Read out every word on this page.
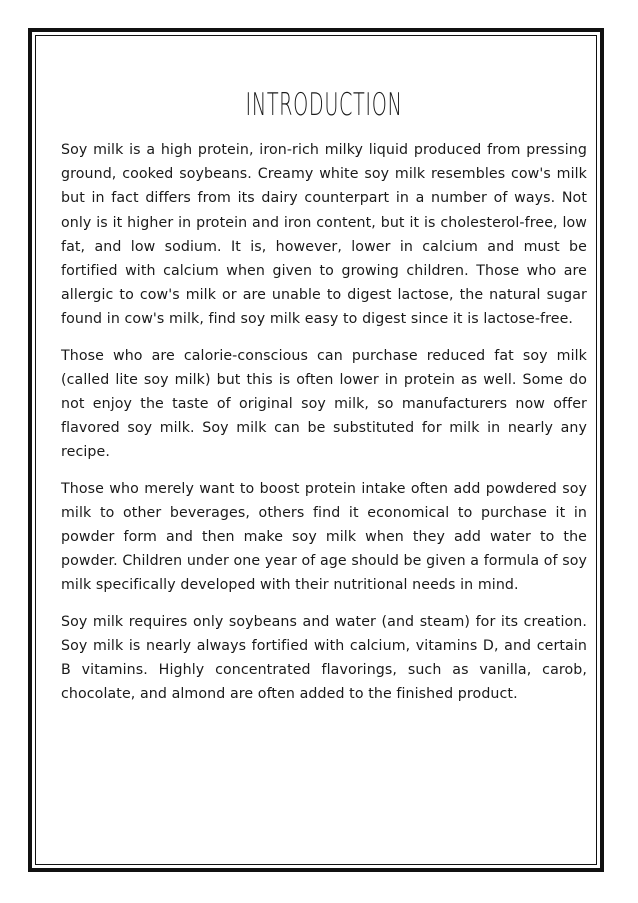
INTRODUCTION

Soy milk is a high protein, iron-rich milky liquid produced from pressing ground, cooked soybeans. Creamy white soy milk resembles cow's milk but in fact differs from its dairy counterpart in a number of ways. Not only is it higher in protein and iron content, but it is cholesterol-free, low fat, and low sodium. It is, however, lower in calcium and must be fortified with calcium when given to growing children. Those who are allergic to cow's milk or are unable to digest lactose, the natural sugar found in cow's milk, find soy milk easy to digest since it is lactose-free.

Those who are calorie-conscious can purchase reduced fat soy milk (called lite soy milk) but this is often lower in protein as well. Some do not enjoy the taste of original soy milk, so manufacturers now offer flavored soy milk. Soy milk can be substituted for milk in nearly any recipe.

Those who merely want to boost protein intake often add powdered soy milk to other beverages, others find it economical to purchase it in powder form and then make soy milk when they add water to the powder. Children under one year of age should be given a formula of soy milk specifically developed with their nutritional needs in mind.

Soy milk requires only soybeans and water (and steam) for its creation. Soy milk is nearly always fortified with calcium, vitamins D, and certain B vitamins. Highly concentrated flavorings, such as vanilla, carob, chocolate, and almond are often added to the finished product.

^^^^^^^^

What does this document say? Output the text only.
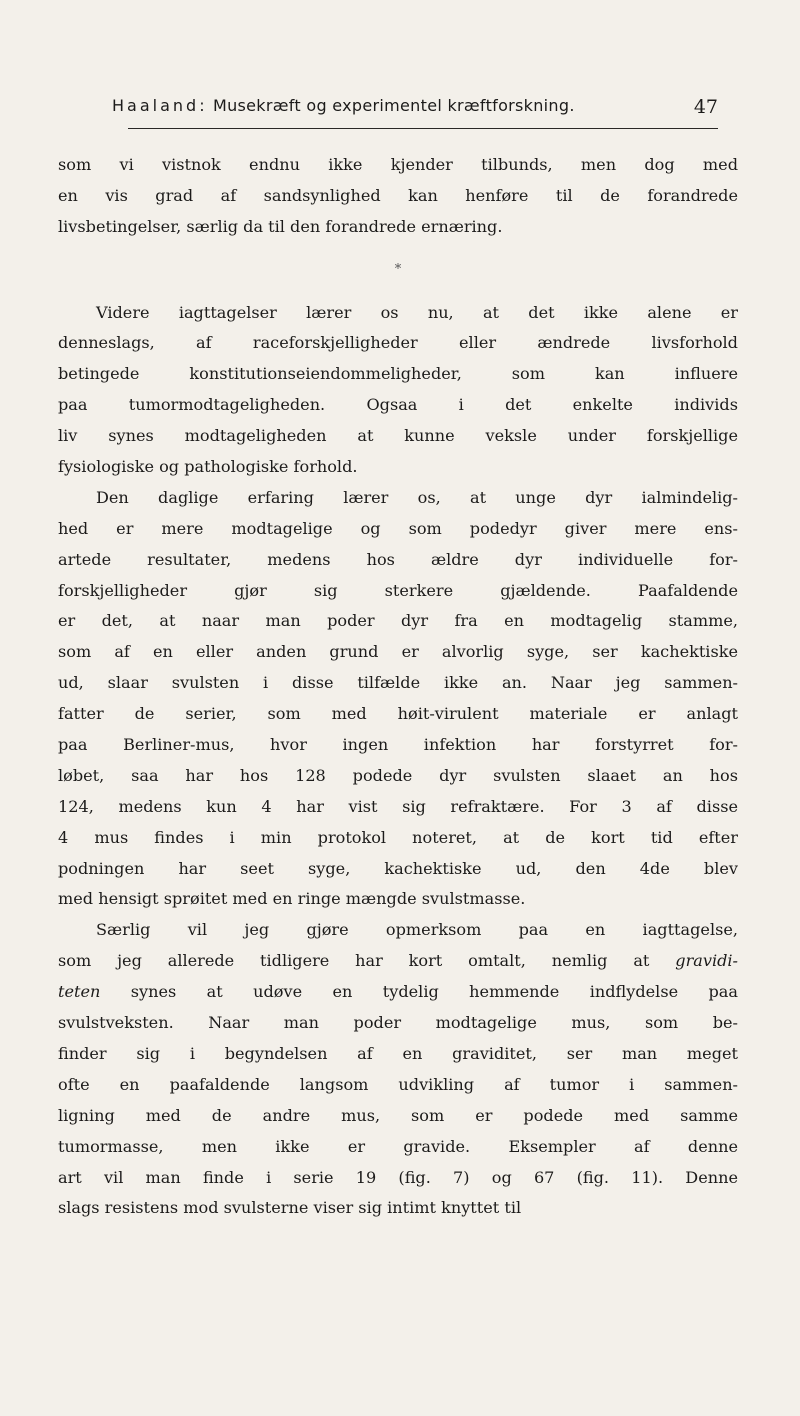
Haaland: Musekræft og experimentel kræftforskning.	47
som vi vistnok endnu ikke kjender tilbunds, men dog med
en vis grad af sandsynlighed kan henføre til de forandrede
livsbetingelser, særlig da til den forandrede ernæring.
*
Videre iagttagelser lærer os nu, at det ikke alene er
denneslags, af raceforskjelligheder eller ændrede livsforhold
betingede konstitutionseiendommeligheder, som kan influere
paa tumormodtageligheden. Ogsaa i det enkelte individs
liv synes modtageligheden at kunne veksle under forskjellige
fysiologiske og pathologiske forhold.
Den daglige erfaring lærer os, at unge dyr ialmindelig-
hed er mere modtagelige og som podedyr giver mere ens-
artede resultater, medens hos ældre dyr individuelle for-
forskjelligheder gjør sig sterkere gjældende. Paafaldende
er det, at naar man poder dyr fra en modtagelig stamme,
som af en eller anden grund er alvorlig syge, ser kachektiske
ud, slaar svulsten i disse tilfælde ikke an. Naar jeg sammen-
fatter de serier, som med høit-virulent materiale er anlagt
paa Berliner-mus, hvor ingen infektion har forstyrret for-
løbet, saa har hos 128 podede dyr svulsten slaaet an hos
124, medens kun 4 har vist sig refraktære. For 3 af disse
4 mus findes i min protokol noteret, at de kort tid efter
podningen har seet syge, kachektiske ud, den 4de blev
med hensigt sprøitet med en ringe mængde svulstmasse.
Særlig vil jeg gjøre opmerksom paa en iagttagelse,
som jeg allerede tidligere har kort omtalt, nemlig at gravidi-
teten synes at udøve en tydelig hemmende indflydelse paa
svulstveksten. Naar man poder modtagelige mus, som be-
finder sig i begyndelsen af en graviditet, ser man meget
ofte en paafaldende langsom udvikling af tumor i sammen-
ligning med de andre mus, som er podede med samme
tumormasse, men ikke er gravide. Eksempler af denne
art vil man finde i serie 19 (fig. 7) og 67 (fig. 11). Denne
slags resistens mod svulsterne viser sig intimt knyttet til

^^^^^^^^

Only a number is wanted here: the count of lines in the data that include the word "kort".

**Written response**
2